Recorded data

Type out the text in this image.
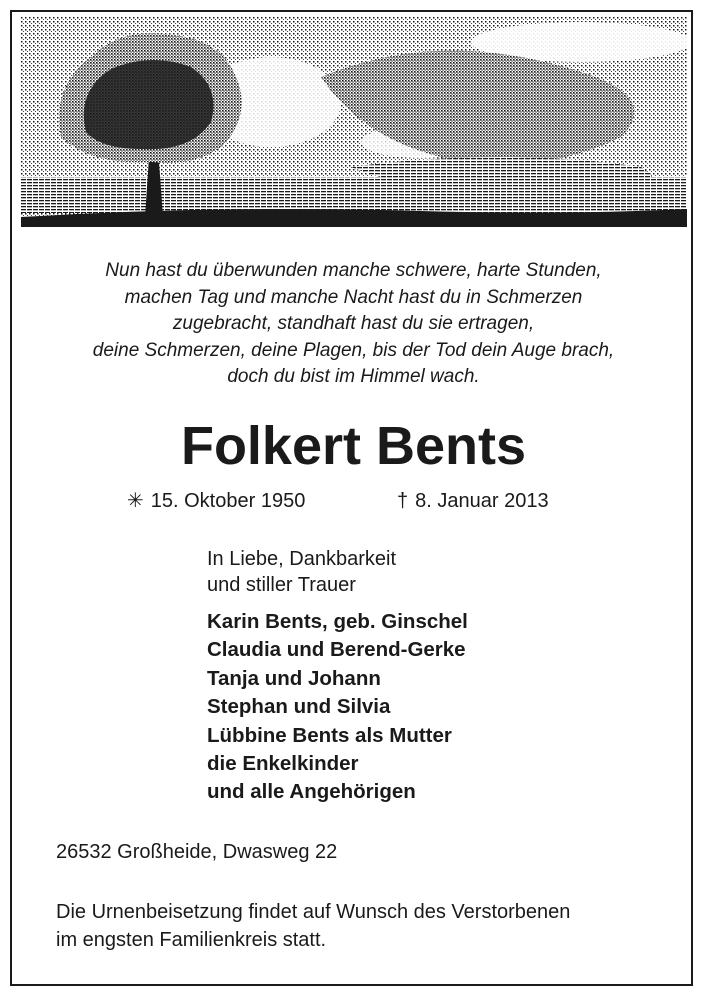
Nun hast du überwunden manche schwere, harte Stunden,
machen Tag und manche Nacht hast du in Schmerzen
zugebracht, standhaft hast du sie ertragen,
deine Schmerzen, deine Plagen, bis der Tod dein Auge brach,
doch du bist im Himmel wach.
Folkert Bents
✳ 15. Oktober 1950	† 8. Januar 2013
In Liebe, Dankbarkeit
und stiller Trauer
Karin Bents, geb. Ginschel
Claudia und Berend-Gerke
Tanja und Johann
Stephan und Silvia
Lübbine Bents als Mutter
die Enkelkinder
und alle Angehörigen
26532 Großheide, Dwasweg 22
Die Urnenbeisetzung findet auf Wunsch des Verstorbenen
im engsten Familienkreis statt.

Task prompt
From the entries above, copy each line holding "manche".

Response
Nun hast du überwunden manche schwere, harte Stunden,
machen Tag und manche Nacht hast du in Schmerzen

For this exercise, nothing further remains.